» 取り組む課題
• a. 本文について次の問いに答えよ。
(i) 8/9に筆者が話をして印象深かった相手は誰か。
(ii) 美容師の人が語る新潟のポテンシャルは、どのような視点に立脚していたか。
(iii) 革新勢力は何年以上新潟市の政権を握っていたとされているか。
• b. 本文の「8/9 美容師と話して」から「のか一切感じられなくなった。」までを、その両端の語句も含めて一字も変えずに繰り返せ。

» 本文
愛は、横暴かもしれないし、独善的かもしれない。だから決して良い話ではない、だから好きだ。
8/9 美容師と話して
今日はライフノーレッジ社長の白倉さんとお話ししたのが印象深い。美容師の人が語る新潟のポテンシャルは、経済よりも文化的な視点に立脚していて、「楽しいって良いよね」という幸福論に基づいた展開だった。それは、悲観的な観測で物事を語る僕からしたら、明るくてついて行きやすかった。
悲観的言動では、人は急にリスクを背負った気分になって辛くなってしまうことを感じ、少しずつ辞めていくことにした。「才能がない」というのも、結構ダメージがでかく、だからこそ伸びた自分もいたのだけれど、それは俺にのみ適用しよう。
街づくりは考えていて楽しくなるが、現実面を考えると途端につまらなく窮屈になってしまうのは新潟の特徴だろう。政治的に言えば革新勢力が30年以上も新潟市の政権を握っていたし、政令指定都市になって権力が強くなってからはバリアフリー・使いやすさなどは埋め立て工事でもしたのか一切感じられなくなった。

注釈付き領域一覧
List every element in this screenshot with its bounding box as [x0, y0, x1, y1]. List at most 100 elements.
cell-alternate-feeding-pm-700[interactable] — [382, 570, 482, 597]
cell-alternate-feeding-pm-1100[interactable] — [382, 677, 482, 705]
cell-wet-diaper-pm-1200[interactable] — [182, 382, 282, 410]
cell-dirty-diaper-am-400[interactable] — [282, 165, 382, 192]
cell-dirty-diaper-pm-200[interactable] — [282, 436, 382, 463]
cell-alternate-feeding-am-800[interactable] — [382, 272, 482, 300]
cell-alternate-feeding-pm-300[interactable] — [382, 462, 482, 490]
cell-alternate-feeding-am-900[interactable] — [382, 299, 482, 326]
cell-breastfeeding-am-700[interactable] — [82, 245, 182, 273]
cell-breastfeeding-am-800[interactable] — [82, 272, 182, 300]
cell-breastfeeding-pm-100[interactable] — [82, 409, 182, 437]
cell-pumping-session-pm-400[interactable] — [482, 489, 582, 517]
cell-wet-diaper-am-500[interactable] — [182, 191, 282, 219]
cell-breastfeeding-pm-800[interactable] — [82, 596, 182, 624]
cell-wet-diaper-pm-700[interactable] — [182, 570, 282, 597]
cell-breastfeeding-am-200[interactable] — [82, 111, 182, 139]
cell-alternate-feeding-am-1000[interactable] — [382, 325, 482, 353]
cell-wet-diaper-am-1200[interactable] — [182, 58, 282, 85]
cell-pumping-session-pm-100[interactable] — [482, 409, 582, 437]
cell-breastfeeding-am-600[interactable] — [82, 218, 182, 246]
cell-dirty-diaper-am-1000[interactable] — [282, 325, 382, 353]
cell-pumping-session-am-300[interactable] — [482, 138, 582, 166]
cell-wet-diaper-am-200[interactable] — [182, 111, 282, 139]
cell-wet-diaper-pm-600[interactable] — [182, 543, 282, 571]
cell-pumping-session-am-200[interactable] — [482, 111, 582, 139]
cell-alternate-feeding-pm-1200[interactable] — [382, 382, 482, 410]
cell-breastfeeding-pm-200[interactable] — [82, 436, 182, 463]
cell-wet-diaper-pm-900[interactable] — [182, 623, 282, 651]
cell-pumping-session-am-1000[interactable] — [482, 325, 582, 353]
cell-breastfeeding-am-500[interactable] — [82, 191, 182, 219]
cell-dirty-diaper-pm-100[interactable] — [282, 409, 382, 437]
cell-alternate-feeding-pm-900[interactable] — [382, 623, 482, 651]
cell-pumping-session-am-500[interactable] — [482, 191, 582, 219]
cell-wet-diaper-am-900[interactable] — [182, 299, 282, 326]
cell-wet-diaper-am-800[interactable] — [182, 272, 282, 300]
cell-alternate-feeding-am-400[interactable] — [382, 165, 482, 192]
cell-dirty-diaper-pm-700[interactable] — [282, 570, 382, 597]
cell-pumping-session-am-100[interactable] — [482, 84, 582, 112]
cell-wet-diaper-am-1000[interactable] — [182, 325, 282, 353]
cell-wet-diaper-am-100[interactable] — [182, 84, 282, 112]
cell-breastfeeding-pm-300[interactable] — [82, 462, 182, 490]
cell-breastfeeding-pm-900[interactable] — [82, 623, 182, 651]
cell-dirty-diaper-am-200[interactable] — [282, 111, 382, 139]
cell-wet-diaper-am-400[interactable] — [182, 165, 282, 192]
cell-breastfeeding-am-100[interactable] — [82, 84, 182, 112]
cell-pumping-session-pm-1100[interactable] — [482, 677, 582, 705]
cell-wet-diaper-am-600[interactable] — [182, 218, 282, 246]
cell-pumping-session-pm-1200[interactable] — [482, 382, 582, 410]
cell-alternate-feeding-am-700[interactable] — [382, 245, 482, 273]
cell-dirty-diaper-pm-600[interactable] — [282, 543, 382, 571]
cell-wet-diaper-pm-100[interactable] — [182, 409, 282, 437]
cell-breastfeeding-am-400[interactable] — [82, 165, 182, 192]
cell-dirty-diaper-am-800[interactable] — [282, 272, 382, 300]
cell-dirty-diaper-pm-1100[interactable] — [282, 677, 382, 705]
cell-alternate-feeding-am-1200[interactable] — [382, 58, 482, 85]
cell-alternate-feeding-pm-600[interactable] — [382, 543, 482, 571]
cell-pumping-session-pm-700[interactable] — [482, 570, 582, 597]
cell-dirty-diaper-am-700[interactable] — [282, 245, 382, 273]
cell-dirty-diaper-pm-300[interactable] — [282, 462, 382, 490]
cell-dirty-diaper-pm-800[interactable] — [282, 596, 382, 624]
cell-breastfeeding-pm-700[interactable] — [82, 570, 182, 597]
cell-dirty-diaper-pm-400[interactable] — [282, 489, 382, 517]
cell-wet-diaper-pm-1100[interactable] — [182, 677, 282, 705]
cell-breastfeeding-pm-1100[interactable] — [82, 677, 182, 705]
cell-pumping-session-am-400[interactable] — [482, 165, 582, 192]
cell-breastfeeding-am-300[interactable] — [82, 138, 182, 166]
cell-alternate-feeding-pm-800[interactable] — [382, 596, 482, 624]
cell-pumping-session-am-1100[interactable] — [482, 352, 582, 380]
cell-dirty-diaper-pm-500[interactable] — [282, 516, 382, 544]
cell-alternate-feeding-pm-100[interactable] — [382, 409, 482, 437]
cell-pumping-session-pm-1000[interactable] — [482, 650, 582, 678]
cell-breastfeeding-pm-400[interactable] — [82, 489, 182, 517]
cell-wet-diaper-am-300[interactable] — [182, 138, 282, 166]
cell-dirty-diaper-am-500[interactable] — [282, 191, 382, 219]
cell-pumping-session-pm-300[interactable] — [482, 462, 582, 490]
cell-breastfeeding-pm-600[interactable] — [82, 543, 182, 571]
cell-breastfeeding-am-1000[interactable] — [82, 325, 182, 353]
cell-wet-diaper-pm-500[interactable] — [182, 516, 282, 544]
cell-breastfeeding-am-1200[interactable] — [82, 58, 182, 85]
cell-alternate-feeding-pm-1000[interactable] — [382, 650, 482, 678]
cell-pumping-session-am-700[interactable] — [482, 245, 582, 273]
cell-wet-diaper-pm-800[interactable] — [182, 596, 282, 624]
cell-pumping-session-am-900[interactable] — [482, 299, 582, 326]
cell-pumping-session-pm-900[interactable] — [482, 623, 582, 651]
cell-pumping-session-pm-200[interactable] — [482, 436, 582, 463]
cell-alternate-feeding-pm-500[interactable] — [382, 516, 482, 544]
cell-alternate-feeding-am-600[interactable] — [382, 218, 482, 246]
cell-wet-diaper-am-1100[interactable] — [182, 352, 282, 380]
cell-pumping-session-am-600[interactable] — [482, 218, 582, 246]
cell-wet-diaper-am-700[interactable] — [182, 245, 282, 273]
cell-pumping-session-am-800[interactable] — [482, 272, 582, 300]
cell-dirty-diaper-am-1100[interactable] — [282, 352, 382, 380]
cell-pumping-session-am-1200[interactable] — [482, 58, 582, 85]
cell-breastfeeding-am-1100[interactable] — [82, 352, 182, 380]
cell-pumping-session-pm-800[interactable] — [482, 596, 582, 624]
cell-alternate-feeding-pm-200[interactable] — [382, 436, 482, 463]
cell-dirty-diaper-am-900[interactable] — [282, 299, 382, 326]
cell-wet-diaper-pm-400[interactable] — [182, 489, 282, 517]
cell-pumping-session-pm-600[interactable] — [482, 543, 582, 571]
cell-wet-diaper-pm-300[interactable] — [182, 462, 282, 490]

» 解答一覧
• a.
(i) ライフノーレッジ社長の白倉さん
(ii) 経済よりも文化的な視点
(iii) 30年以上

• b.
8/9 美容師と話して
今日はライフノーレッジ社長の白倉さんとお話ししたのが印象深い。美容師の人が語る新潟のポテンシャルは、経済よりも文化的な視点に立脚していて、「楽しいって良いよね」という幸福論に基づいた展開だった。それは、悲観的な観測で物事を語る僕からしたら、明るくてついて行きやすかった。
悲観的言動では、人は急にリスクを背負った気分になって辛くなってしまうことを感じ、少しずつ辞めていくことにした。「才能がない」というのも、結構ダメージがでかく、だからこそ伸びた自分もいたのだけれど、それは俺にのみ適用しよう。
街づくりは考えていて楽しくなるが、現実面を考えると途端につまらなく窮屈になってしまうのは新潟の特徴だろう。政治的に言えば革新勢力が30年以上も新潟市の政権を握っていたし、政令指定都市になって権力が強くなってからはバリアフリー・使いやすさなどは埋め立て工事でもしたのか一切感じられなくなった。